### Problem statement
Reproduce the entries exactly.

### Data for this exercise
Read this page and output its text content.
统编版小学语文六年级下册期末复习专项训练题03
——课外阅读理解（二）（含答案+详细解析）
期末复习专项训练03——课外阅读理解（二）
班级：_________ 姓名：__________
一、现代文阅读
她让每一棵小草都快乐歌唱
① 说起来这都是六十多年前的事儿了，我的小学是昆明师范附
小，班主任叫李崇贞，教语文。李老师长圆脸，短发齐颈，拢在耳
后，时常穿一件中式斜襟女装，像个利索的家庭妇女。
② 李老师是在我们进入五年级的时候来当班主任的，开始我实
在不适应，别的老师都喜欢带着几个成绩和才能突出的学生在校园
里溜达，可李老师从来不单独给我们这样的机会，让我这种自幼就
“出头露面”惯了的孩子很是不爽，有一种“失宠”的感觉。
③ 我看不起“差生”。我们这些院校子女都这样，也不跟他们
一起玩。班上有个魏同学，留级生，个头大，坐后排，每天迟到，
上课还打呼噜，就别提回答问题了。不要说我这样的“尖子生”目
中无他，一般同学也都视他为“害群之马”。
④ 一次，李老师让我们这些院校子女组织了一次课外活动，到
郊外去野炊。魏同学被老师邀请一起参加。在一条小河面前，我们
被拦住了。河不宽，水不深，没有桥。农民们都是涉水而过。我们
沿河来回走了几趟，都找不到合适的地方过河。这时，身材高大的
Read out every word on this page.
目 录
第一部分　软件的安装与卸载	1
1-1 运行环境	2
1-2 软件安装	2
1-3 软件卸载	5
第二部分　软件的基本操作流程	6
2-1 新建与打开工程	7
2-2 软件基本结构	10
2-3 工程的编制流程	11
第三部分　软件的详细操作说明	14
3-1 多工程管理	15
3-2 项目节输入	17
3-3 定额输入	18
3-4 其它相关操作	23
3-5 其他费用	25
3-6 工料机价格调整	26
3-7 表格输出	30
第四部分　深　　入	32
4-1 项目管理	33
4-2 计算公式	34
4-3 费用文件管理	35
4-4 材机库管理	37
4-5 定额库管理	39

### Response
Read this page and output its text content.
统编版小学语文六年级下册期末复习专项训练题03
——课外阅读理解（二）（含答案+详细解析）
期末复习专项训练03——课外阅读理解（二）
班级：_________ 姓名：__________
一、现代文阅读
她让每一棵小草都快乐歌唱
① 说起来这都是六十多年前的事儿了，我的小学是昆明师范附
小，班主任叫李崇贞，教语文。李老师长圆脸，短发齐颈，拢在耳
后，时常穿一件中式斜襟女装，像个利索的家庭妇女。
② 李老师是在我们进入五年级的时候来当班主任的，开始我实
在不适应，别的老师都喜欢带着几个成绩和才能突出的学生在校园
里溜达，可李老师从来不单独给我们这样的机会，让我这种自幼就
“出头露面”惯了的孩子很是不爽，有一种“失宠”的感觉。
③ 我看不起“差生”。我们这些院校子女都这样，也不跟他们
一起玩。班上有个魏同学，留级生，个头大，坐后排，每天迟到，
上课还打呼噜，就别提回答问题了。不要说我这样的“尖子生”目
中无他，一般同学也都视他为“害群之马”。
④ 一次，李老师让我们这些院校子女组织了一次课外活动，到
郊外去野炊。魏同学被老师邀请一起参加。在一条小河面前，我们
被拦住了。河不宽，水不深，没有桥。农民们都是涉水而过。我们
沿河来回走了几趟，都找不到合适的地方过河。这时，身材高大的
Read out every word on this page.
目 录
第一部分　软件的安装与卸载	1
1-1 运行环境	2
1-2 软件安装	2
1-3 软件卸载	5
第二部分　软件的基本操作流程	6
2-1 新建与打开工程	7
2-2 软件基本结构	10
2-3 工程的编制流程	11
第三部分　软件的详细操作说明	14
3-1 多工程管理	15
3-2 项目节输入	17
3-3 定额输入	18
3-4 其它相关操作	23
3-5 其他费用	25
3-6 工料机价格调整	26
3-7 表格输出	30
第四部分　深　　入	32
4-1 项目管理	33
4-2 计算公式	34
4-3 费用文件管理	35
4-4 材机库管理	37
4-5 定额库管理	39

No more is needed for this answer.